[start]
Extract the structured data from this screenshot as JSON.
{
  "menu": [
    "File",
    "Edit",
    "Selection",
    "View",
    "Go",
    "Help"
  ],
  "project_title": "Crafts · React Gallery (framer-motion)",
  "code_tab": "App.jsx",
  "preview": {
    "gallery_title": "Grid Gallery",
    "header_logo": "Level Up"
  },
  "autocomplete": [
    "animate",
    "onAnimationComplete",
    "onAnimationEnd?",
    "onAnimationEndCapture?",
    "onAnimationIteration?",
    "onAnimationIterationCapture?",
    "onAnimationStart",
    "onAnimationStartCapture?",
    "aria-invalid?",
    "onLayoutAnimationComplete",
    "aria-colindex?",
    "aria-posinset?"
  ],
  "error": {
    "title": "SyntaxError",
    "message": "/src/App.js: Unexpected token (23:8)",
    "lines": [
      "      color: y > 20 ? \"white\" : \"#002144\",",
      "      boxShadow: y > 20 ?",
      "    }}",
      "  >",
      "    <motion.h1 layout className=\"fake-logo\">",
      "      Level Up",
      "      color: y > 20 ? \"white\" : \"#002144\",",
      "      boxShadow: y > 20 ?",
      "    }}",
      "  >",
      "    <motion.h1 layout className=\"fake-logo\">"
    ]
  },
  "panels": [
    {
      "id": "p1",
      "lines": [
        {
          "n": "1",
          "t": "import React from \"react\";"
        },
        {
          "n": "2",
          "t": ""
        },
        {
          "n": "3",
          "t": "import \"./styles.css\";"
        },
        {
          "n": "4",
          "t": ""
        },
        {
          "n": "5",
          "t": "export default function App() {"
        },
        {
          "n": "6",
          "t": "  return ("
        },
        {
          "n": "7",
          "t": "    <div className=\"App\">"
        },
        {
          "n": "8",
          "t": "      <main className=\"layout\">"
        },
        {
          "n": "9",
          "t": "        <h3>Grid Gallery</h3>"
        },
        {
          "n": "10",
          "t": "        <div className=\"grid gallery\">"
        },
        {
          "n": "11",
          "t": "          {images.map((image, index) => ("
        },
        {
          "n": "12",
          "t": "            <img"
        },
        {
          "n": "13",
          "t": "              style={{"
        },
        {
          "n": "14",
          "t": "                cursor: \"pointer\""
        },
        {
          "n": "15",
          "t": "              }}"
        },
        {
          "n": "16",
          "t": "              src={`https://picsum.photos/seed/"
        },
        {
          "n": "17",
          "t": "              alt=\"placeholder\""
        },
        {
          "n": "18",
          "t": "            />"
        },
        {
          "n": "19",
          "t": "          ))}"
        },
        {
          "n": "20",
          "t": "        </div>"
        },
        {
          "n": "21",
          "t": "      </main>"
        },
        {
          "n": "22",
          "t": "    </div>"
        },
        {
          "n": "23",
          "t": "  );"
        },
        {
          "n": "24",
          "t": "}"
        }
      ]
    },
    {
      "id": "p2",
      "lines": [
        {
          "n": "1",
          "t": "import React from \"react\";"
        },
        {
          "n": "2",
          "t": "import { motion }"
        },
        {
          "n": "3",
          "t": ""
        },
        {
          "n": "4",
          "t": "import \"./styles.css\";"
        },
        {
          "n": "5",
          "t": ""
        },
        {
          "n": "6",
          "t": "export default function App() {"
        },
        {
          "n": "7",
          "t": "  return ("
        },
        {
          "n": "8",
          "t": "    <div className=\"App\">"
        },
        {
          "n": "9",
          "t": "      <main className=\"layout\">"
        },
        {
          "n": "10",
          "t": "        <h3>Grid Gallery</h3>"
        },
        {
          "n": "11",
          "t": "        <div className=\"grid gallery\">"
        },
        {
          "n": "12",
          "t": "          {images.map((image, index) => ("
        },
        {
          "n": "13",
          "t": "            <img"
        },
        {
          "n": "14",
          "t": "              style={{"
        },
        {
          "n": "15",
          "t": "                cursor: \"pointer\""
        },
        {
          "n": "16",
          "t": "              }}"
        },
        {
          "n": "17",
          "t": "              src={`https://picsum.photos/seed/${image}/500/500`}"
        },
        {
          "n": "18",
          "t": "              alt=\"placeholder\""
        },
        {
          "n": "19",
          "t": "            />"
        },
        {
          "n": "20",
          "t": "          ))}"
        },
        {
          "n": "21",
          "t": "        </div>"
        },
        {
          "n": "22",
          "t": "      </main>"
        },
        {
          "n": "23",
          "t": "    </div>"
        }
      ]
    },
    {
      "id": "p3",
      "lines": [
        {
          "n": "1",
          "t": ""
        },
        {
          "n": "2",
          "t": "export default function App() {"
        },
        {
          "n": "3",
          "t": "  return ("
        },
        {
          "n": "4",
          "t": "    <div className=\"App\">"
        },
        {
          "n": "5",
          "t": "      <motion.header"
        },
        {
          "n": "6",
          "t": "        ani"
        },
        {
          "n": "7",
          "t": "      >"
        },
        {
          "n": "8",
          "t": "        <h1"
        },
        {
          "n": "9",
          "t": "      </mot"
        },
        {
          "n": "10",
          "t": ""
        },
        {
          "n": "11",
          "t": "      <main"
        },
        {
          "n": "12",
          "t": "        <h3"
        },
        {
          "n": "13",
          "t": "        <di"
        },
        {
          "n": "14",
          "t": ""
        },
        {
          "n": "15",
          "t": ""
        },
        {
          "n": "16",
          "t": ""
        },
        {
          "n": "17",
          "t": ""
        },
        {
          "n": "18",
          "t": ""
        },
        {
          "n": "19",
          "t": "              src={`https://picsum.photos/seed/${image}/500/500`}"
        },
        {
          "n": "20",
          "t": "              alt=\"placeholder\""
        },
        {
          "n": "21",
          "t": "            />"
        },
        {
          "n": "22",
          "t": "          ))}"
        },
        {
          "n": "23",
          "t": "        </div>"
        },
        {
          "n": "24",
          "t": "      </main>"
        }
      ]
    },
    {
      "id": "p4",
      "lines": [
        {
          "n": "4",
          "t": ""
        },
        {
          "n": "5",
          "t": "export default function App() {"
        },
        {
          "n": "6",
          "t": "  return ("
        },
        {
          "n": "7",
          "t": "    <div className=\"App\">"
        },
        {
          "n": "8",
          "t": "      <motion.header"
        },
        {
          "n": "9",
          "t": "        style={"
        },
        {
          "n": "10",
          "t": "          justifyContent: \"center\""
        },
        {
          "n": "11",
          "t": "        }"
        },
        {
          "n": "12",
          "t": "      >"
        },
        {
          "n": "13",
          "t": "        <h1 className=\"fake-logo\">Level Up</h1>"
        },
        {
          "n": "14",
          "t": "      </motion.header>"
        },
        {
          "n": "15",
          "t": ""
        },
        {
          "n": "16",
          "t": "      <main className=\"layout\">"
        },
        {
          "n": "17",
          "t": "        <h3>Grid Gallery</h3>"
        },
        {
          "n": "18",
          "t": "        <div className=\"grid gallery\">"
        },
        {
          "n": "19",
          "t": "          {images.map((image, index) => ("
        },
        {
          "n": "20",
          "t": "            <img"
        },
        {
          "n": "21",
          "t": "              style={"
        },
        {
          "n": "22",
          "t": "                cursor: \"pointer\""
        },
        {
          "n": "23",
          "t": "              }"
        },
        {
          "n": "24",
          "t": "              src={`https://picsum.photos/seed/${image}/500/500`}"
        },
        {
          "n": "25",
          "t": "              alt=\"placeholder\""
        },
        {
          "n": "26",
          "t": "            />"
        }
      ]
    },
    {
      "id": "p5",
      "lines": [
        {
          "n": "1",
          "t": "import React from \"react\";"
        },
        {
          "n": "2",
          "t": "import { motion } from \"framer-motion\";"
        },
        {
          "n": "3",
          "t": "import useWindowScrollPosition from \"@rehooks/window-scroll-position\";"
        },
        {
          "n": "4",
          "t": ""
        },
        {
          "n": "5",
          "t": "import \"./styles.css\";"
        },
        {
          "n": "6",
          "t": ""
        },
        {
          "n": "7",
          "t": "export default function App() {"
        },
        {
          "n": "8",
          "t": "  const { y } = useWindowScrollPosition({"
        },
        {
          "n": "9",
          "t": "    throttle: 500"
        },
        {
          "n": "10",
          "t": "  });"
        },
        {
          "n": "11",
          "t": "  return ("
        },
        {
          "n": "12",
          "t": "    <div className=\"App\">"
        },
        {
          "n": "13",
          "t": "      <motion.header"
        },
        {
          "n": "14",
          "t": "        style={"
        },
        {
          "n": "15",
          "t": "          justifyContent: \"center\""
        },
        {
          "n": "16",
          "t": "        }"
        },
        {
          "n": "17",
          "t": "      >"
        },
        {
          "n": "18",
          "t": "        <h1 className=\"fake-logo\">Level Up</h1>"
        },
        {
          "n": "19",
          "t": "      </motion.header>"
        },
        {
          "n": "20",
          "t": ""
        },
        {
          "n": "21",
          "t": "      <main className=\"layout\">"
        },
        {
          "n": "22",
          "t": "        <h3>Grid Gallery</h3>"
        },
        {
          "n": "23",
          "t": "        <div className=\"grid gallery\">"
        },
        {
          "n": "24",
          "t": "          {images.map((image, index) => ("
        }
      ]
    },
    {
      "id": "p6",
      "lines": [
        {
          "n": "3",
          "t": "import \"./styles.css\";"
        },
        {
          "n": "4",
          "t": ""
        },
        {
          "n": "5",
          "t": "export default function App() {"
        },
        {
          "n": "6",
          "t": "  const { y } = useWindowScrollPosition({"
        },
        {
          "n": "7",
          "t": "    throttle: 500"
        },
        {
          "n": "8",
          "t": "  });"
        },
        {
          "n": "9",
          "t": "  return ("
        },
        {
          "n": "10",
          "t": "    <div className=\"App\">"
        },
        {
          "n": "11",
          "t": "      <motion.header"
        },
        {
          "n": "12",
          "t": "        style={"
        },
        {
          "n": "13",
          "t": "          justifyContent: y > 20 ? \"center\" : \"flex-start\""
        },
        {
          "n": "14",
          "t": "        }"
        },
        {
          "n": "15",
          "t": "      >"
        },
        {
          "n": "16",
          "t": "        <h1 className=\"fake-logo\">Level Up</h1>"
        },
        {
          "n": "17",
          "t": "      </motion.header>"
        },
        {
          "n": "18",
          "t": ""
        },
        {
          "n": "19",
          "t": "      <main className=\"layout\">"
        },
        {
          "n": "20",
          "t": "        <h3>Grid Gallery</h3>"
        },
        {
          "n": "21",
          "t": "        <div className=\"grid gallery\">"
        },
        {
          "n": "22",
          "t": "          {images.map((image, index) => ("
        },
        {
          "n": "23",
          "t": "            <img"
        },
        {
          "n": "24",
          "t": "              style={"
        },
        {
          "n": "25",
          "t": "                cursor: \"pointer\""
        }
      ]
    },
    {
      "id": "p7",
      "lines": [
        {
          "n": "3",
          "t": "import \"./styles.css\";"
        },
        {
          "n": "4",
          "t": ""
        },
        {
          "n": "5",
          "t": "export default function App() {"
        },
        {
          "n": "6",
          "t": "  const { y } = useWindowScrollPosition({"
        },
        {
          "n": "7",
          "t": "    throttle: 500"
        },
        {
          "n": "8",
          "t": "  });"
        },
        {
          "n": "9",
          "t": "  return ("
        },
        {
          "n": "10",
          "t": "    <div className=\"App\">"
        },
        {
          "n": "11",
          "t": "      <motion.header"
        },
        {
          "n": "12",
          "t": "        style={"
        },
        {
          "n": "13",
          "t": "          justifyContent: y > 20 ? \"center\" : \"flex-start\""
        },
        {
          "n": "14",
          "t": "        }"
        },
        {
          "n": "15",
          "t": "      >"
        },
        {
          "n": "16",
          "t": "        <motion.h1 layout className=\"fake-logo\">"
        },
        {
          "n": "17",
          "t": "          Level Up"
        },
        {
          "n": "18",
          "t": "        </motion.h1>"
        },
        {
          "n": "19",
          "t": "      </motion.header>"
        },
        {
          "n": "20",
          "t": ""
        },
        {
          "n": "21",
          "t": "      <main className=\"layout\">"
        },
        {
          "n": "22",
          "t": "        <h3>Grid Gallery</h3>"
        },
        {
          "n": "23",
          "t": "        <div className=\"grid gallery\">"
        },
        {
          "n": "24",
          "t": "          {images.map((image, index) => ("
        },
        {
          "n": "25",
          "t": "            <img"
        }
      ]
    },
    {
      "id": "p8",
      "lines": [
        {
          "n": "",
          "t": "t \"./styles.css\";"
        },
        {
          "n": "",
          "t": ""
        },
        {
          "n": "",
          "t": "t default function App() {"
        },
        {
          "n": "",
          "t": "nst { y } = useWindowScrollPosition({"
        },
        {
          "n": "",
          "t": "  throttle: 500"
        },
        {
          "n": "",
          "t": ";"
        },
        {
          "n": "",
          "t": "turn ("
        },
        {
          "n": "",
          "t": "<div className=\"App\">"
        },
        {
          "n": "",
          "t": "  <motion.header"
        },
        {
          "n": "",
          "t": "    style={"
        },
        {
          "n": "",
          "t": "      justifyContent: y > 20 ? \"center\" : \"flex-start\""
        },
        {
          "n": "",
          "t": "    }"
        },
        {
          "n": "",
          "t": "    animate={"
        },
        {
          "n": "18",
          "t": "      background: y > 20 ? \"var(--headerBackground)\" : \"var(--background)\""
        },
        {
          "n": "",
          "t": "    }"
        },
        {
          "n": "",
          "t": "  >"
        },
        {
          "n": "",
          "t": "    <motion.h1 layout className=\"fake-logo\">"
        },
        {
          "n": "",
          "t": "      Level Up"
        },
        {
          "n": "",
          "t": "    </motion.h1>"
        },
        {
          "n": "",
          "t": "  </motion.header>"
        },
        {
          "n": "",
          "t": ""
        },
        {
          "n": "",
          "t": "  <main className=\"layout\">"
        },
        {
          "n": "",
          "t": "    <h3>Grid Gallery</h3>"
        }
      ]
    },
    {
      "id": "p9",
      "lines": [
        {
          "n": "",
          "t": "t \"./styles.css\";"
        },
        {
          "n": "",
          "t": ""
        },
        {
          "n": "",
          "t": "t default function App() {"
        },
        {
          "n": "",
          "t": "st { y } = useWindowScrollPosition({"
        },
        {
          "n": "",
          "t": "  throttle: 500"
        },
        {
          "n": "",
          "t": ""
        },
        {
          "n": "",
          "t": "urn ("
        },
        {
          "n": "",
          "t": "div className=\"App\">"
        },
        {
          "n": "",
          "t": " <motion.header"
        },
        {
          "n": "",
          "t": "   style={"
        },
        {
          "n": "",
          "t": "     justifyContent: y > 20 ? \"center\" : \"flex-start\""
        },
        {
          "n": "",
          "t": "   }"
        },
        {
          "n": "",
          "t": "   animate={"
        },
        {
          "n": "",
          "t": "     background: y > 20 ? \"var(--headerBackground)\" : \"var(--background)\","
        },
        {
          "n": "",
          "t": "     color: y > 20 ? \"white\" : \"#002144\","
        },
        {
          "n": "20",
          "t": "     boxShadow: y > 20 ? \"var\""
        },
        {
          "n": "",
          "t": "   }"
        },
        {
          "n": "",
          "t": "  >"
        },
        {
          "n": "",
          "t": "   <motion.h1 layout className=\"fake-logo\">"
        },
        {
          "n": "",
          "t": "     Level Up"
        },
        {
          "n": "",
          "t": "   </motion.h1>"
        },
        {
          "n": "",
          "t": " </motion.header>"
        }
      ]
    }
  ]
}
[end]
◆ **Task**
Look through the lines above and collect those with the word "fake".

◆ **The answer**
      "    <motion.h1 layout className=\"fake-logo\">",
      "    <motion.h1 layout className=\"fake-logo\">"
          "t": "        <h1 className=\"fake-logo\">Level Up</h1>"
          "t": "        <h1 className=\"fake-logo\">Level Up</h1>"
          "t": "        <h1 className=\"fake-logo\">Level Up</h1>"
          "t": "        <motion.h1 layout className=\"fake-logo\">"
          "t": "    <motion.h1 layout className=\"fake-logo\">"
          "t": "   <motion.h1 layout className=\"fake-logo\">"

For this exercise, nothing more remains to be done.